PROMPT>
Only a number is expected here: the count of lines in this data where "Sachsen" occurs.

RECORDED INFORMATION>

▼

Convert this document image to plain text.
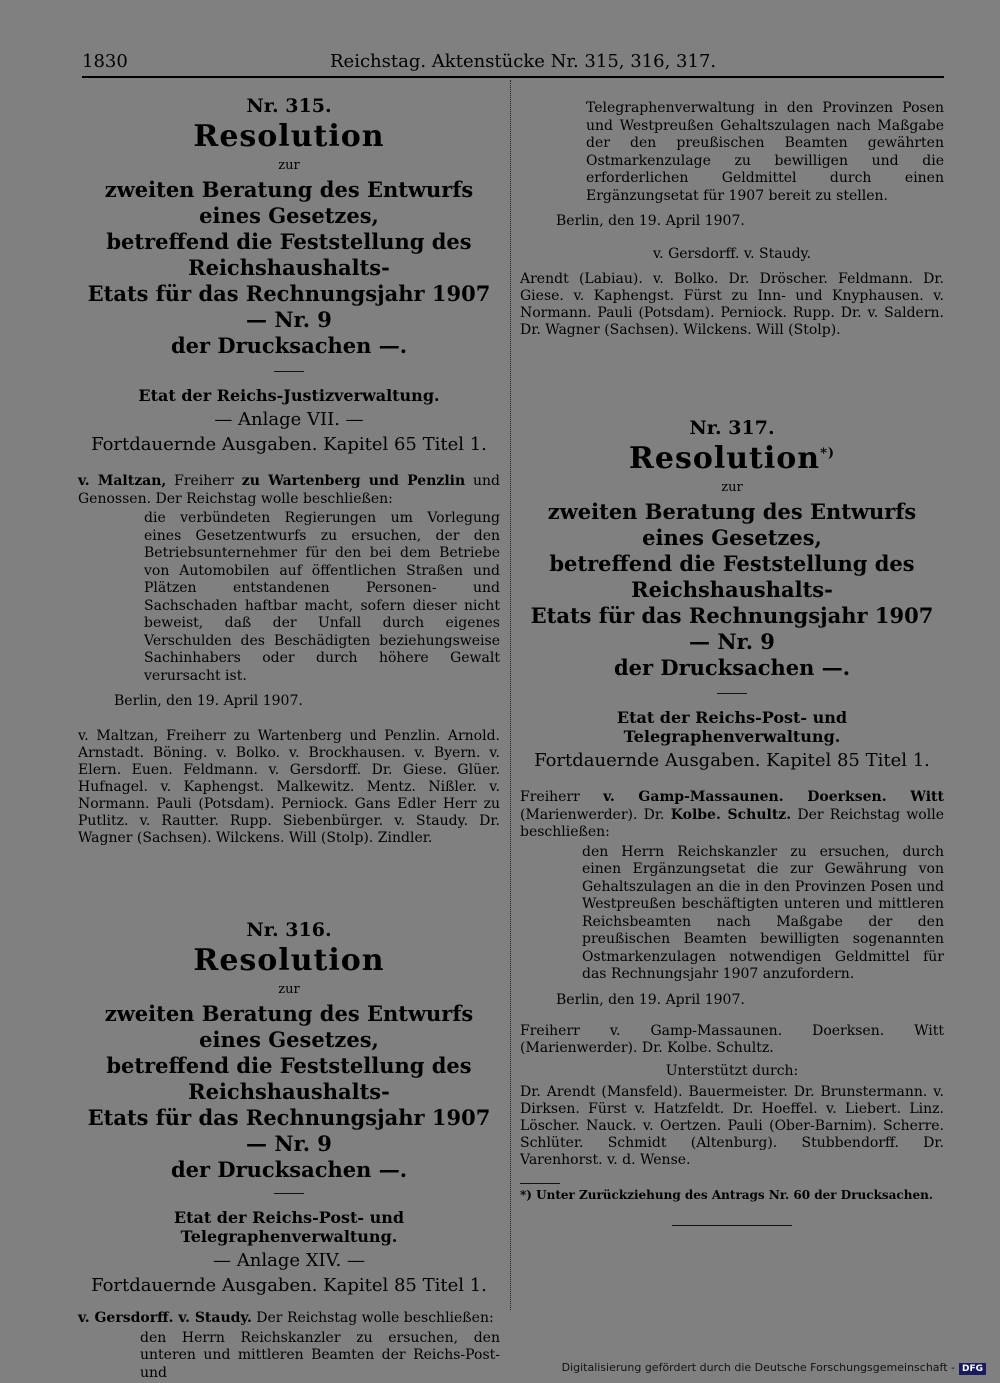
1830	Reichstag. Aktenstücke Nr. 315, 316, 317.
Nr. 315.
Resolution
zur
zweiten Beratung des Entwurfs eines Gesetzes,
betreffend die Feststellung des Reichshaushalts-
Etats für das Rechnungsjahr 1907 — Nr. 9
der Drucksachen —.
Etat der Reichs-Justizverwaltung.
— Anlage VII. —
Fortdauernde Ausgaben. Kapitel 65 Titel 1.
v. Maltzan, Freiherr zu Wartenberg und Penzlin und Genossen. Der Reichstag wolle beschließen:
die verbündeten Regierungen um Vorlegung eines Gesetzentwurfs zu ersuchen, der den Betriebsunternehmer für den bei dem Betriebe von Automobilen auf öffentlichen Straßen und Plätzen entstandenen Personen- und Sachschaden haftbar macht, sofern dieser nicht beweist, daß der Unfall durch eigenes Verschulden des Beschädigten beziehungsweise Sachinhabers oder durch höhere Gewalt verursacht ist.
Berlin, den 19. April 1907.
v. Maltzan, Freiherr zu Wartenberg und Penzlin. Arnold. Arnstadt. Böning. v. Bolko. v. Brockhausen. v. Byern. v. Elern. Euen. Feldmann. v. Gersdorff. Dr. Giese. Glüer. Hufnagel. v. Kaphengst. Malkewitz. Mentz. Nißler. v. Normann. Pauli (Potsdam). Perniock. Gans Edler Herr zu Putlitz. v. Rautter. Rupp. Siebenbürger. v. Staudy. Dr. Wagner (Sachsen). Wilckens. Will (Stolp). Zindler.
Nr. 316.
Resolution
zur
zweiten Beratung des Entwurfs eines Gesetzes,
betreffend die Feststellung des Reichshaushalts-
Etats für das Rechnungsjahr 1907 — Nr. 9
der Drucksachen —.
Etat der Reichs-Post- und Telegraphenverwaltung.
— Anlage XIV. —
Fortdauernde Ausgaben. Kapitel 85 Titel 1.
v. Gersdorff. v. Staudy. Der Reichstag wolle beschließen:
den Herrn Reichskanzler zu ersuchen, den unteren und mittleren Beamten der Reichs-Post- und
Telegraphenverwaltung in den Provinzen Posen und Westpreußen Gehaltszulagen nach Maßgabe der den preußischen Beamten gewährten Ostmarkenzulage zu bewilligen und die erforderlichen Geldmittel durch einen Ergänzungsetat für 1907 bereit zu stellen.
Berlin, den 19. April 1907.
v. Gersdorff. v. Staudy.
Arendt (Labiau). v. Bolko. Dr. Dröscher. Feldmann. Dr. Giese. v. Kaphengst. Fürst zu Inn- und Knyphausen. v. Normann. Pauli (Potsdam). Perniock. Rupp. Dr. v. Saldern. Dr. Wagner (Sachsen). Wilckens. Will (Stolp).
Nr. 317.
Resolution*)
zur
zweiten Beratung des Entwurfs eines Gesetzes,
betreffend die Feststellung des Reichshaushalts-
Etats für das Rechnungsjahr 1907 — Nr. 9
der Drucksachen —.
Etat der Reichs-Post- und Telegraphenverwaltung.
Fortdauernde Ausgaben. Kapitel 85 Titel 1.
Freiherr v. Gamp-Massaunen. Doerksen. Witt (Marienwerder). Dr. Kolbe. Schultz. Der Reichstag wolle beschließen:
den Herrn Reichskanzler zu ersuchen, durch einen Ergänzungsetat die zur Gewährung von Gehaltszulagen an die in den Provinzen Posen und Westpreußen beschäftigten unteren und mittleren Reichsbeamten nach Maßgabe der den preußischen Beamten bewilligten sogenannten Ostmarkenzulagen notwendigen Geldmittel für das Rechnungsjahr 1907 anzufordern.
Berlin, den 19. April 1907.
Freiherr v. Gamp-Massaunen. Doerksen. Witt (Marienwerder). Dr. Kolbe. Schultz.
Unterstützt durch:
Dr. Arendt (Mansfeld). Bauermeister. Dr. Brunstermann. v. Dirksen. Fürst v. Hatzfeldt. Dr. Hoeffel. v. Liebert. Linz. Löscher. Nauck. v. Oertzen. Pauli (Ober-Barnim). Scherre. Schlüter. Schmidt (Altenburg). Stubbendorff. Dr. Varenhorst. v. d. Wense.
*) Unter Zurückziehung des Antrags Nr. 60 der Drucksachen.
Digitalisierung gefördert durch die Deutsche Forschungsgemeinschaft - DFG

▲

ANSWER BOX>
2